__Material provided__:

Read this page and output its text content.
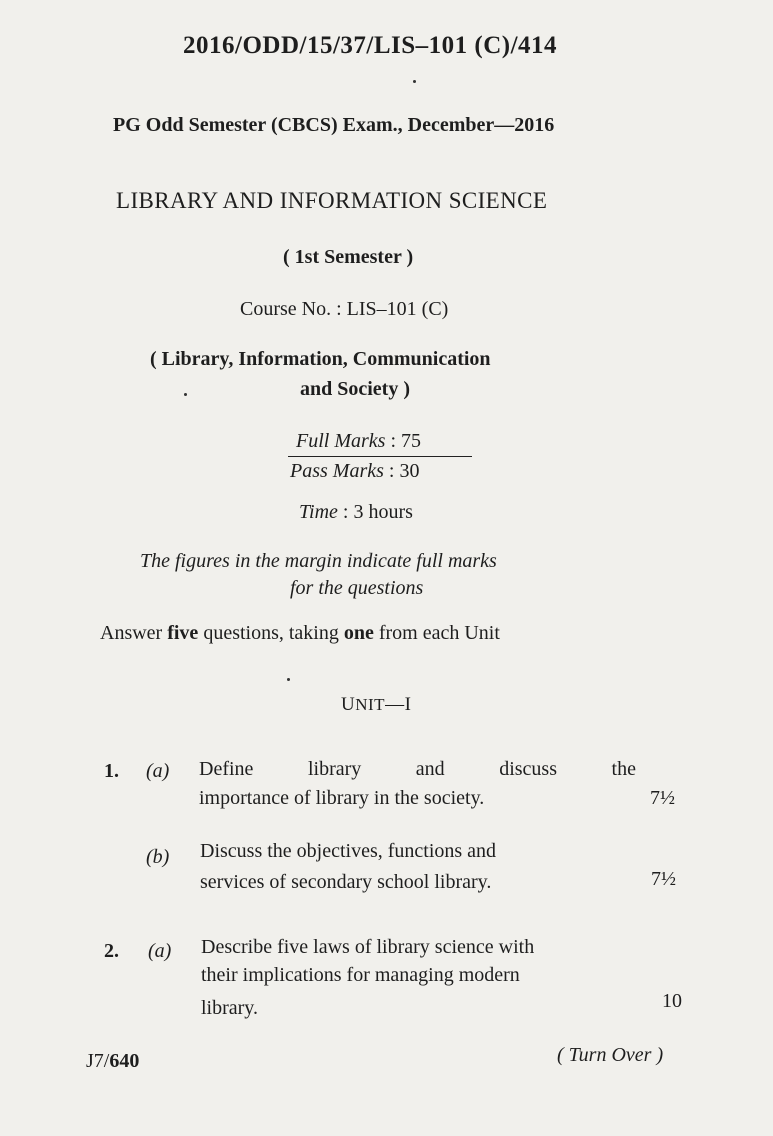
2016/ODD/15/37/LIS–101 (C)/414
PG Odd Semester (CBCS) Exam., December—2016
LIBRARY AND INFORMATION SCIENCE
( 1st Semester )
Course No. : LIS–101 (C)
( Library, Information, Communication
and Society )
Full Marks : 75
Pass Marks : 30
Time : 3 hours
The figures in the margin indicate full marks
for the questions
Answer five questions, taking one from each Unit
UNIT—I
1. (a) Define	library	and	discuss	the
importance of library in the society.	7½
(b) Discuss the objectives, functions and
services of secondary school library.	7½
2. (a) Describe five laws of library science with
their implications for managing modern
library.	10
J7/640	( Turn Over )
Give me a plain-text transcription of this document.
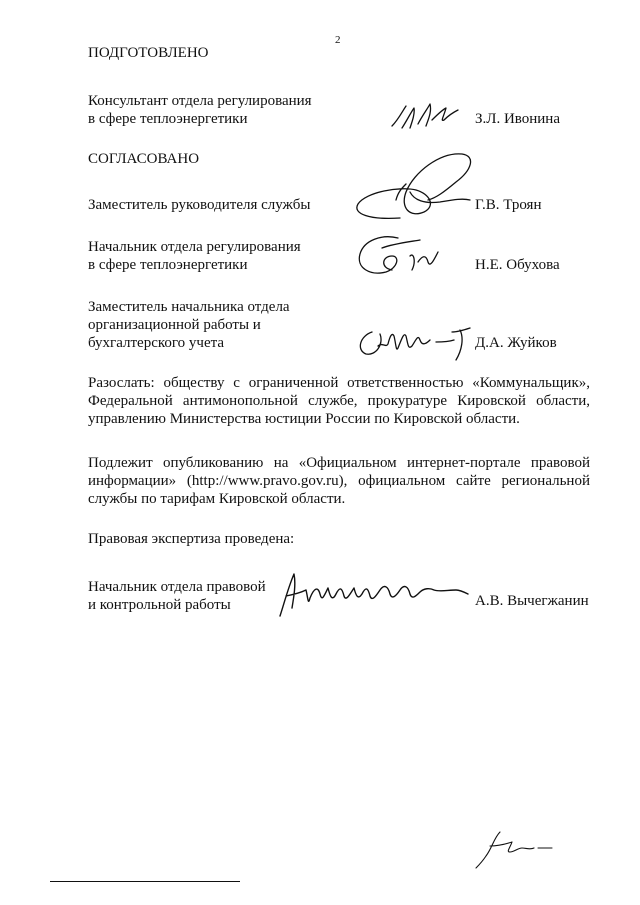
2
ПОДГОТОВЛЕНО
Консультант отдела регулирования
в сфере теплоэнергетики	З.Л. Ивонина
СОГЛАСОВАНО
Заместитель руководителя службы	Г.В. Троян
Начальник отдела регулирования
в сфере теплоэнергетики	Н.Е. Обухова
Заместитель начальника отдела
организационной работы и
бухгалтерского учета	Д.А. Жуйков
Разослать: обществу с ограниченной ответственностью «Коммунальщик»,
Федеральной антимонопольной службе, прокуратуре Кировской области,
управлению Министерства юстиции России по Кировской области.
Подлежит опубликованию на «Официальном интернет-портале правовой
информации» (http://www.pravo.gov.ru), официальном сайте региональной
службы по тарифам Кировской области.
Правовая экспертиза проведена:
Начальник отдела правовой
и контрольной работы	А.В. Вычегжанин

__Request__: Quote the records in full and exactly; skip any image.

__Task output__:
Read this page and output its text content.
2016/ODD/15/37/LIS–101 (C)/414
PG Odd Semester (CBCS) Exam., December—2016
LIBRARY AND INFORMATION SCIENCE
( 1st Semester )
Course No. : LIS–101 (C)
( Library, Information, Communication
and Society )
Full Marks : 75
Pass Marks : 30
Time : 3 hours
The figures in the margin indicate full marks
for the questions
Answer five questions, taking one from each Unit
UNIT—I
1. (a) Define	library	and	discuss	the
importance of library in the society.	7½
(b) Discuss the objectives, functions and
services of secondary school library.	7½
2. (a) Describe five laws of library science with
their implications for managing modern
library.	10
J7/640	( Turn Over )
Give me a plain-text transcription of this document.
2
ПОДГОТОВЛЕНО
Консультант отдела регулирования
в сфере теплоэнергетики	З.Л. Ивонина
СОГЛАСОВАНО
Заместитель руководителя службы	Г.В. Троян
Начальник отдела регулирования
в сфере теплоэнергетики	Н.Е. Обухова
Заместитель начальника отдела
организационной работы и
бухгалтерского учета	Д.А. Жуйков
Разослать: обществу с ограниченной ответственностью «Коммунальщик»,
Федеральной антимонопольной службе, прокуратуре Кировской области,
управлению Министерства юстиции России по Кировской области.
Подлежит опубликованию на «Официальном интернет-портале правовой
информации» (http://www.pravo.gov.ru), официальном сайте региональной
службы по тарифам Кировской области.
Правовая экспертиза проведена:
Начальник отдела правовой
и контрольной работы	А.В. Вычегжанин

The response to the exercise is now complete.